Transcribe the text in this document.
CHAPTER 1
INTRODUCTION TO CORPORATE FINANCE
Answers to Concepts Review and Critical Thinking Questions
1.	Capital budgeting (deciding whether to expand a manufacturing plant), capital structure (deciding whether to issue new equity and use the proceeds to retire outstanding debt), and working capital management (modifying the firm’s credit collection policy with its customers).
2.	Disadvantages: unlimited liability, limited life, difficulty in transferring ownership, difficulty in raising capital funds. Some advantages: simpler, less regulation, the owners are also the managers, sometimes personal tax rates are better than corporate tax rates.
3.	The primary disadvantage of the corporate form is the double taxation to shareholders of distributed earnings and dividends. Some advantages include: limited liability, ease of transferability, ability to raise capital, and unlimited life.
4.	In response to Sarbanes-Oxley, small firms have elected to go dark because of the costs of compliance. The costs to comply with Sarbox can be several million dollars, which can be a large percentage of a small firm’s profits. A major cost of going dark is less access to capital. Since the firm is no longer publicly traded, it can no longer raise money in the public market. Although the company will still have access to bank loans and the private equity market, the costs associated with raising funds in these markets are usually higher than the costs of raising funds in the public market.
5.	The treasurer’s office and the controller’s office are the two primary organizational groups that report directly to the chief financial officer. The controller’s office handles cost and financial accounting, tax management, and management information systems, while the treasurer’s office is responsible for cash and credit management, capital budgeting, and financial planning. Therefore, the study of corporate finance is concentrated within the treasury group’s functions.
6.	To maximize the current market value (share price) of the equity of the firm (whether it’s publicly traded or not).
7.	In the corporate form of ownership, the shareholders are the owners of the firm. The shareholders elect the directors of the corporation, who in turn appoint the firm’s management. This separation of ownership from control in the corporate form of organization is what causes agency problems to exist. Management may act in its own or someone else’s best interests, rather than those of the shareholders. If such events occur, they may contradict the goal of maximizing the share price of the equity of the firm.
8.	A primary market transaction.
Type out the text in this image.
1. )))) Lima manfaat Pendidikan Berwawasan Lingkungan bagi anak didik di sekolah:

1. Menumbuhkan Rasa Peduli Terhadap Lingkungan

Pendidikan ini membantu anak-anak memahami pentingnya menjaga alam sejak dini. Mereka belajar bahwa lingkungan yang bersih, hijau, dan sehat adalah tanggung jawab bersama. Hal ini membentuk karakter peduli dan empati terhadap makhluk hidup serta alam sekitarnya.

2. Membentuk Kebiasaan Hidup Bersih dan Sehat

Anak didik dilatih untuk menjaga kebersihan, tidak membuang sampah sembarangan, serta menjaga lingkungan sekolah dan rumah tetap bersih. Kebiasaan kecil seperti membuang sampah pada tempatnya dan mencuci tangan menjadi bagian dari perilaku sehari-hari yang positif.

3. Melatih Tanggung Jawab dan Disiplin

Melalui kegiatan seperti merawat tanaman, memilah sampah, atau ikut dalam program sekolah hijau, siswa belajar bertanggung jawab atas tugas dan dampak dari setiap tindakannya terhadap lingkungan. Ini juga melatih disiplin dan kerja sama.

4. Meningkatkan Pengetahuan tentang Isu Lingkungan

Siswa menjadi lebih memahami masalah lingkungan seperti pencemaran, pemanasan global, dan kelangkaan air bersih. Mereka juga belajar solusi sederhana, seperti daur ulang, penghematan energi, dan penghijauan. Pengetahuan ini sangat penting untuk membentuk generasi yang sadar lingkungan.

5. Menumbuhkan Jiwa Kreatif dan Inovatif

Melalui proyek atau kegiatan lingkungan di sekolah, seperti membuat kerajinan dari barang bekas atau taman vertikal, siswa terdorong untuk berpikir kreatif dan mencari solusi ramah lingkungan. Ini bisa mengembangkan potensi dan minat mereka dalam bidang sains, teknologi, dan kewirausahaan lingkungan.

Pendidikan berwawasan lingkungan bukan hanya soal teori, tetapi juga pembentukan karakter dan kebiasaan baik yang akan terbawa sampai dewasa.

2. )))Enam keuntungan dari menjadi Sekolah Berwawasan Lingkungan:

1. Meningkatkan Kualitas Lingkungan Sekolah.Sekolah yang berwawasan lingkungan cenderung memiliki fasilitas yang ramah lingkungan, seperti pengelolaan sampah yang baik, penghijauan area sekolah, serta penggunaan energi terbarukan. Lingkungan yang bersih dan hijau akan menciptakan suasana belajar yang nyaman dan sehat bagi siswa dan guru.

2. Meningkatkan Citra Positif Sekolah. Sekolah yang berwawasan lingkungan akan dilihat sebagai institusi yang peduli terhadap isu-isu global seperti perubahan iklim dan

What is expected: Write the whole listing out again. Keep every line exactly as it is.

Response:
Transcribe the text in this document.
CHAPTER 1
INTRODUCTION TO CORPORATE FINANCE
Answers to Concepts Review and Critical Thinking Questions
1.	Capital budgeting (deciding whether to expand a manufacturing plant), capital structure (deciding whether to issue new equity and use the proceeds to retire outstanding debt), and working capital management (modifying the firm’s credit collection policy with its customers).
2.	Disadvantages: unlimited liability, limited life, difficulty in transferring ownership, difficulty in raising capital funds. Some advantages: simpler, less regulation, the owners are also the managers, sometimes personal tax rates are better than corporate tax rates.
3.	The primary disadvantage of the corporate form is the double taxation to shareholders of distributed earnings and dividends. Some advantages include: limited liability, ease of transferability, ability to raise capital, and unlimited life.
4.	In response to Sarbanes-Oxley, small firms have elected to go dark because of the costs of compliance. The costs to comply with Sarbox can be several million dollars, which can be a large percentage of a small firm’s profits. A major cost of going dark is less access to capital. Since the firm is no longer publicly traded, it can no longer raise money in the public market. Although the company will still have access to bank loans and the private equity market, the costs associated with raising funds in these markets are usually higher than the costs of raising funds in the public market.
5.	The treasurer’s office and the controller’s office are the two primary organizational groups that report directly to the chief financial officer. The controller’s office handles cost and financial accounting, tax management, and management information systems, while the treasurer’s office is responsible for cash and credit management, capital budgeting, and financial planning. Therefore, the study of corporate finance is concentrated within the treasury group’s functions.
6.	To maximize the current market value (share price) of the equity of the firm (whether it’s publicly traded or not).
7.	In the corporate form of ownership, the shareholders are the owners of the firm. The shareholders elect the directors of the corporation, who in turn appoint the firm’s management. This separation of ownership from control in the corporate form of organization is what causes agency problems to exist. Management may act in its own or someone else’s best interests, rather than those of the shareholders. If such events occur, they may contradict the goal of maximizing the share price of the equity of the firm.
8.	A primary market transaction.
Type out the text in this image.
1. )))) Lima manfaat Pendidikan Berwawasan Lingkungan bagi anak didik di sekolah:

1. Menumbuhkan Rasa Peduli Terhadap Lingkungan

Pendidikan ini membantu anak-anak memahami pentingnya menjaga alam sejak dini. Mereka belajar bahwa lingkungan yang bersih, hijau, dan sehat adalah tanggung jawab bersama. Hal ini membentuk karakter peduli dan empati terhadap makhluk hidup serta alam sekitarnya.

2. Membentuk Kebiasaan Hidup Bersih dan Sehat

Anak didik dilatih untuk menjaga kebersihan, tidak membuang sampah sembarangan, serta menjaga lingkungan sekolah dan rumah tetap bersih. Kebiasaan kecil seperti membuang sampah pada tempatnya dan mencuci tangan menjadi bagian dari perilaku sehari-hari yang positif.

3. Melatih Tanggung Jawab dan Disiplin

Melalui kegiatan seperti merawat tanaman, memilah sampah, atau ikut dalam program sekolah hijau, siswa belajar bertanggung jawab atas tugas dan dampak dari setiap tindakannya terhadap lingkungan. Ini juga melatih disiplin dan kerja sama.

4. Meningkatkan Pengetahuan tentang Isu Lingkungan

Siswa menjadi lebih memahami masalah lingkungan seperti pencemaran, pemanasan global, dan kelangkaan air bersih. Mereka juga belajar solusi sederhana, seperti daur ulang, penghematan energi, dan penghijauan. Pengetahuan ini sangat penting untuk membentuk generasi yang sadar lingkungan.

5. Menumbuhkan Jiwa Kreatif dan Inovatif

Melalui proyek atau kegiatan lingkungan di sekolah, seperti membuat kerajinan dari barang bekas atau taman vertikal, siswa terdorong untuk berpikir kreatif dan mencari solusi ramah lingkungan. Ini bisa mengembangkan potensi dan minat mereka dalam bidang sains, teknologi, dan kewirausahaan lingkungan.

Pendidikan berwawasan lingkungan bukan hanya soal teori, tetapi juga pembentukan karakter dan kebiasaan baik yang akan terbawa sampai dewasa.

2. )))Enam keuntungan dari menjadi Sekolah Berwawasan Lingkungan:

1. Meningkatkan Kualitas Lingkungan Sekolah.Sekolah yang berwawasan lingkungan cenderung memiliki fasilitas yang ramah lingkungan, seperti pengelolaan sampah yang baik, penghijauan area sekolah, serta penggunaan energi terbarukan. Lingkungan yang bersih dan hijau akan menciptakan suasana belajar yang nyaman dan sehat bagi siswa dan guru.

2. Meningkatkan Citra Positif Sekolah. Sekolah yang berwawasan lingkungan akan dilihat sebagai institusi yang peduli terhadap isu-isu global seperti perubahan iklim dan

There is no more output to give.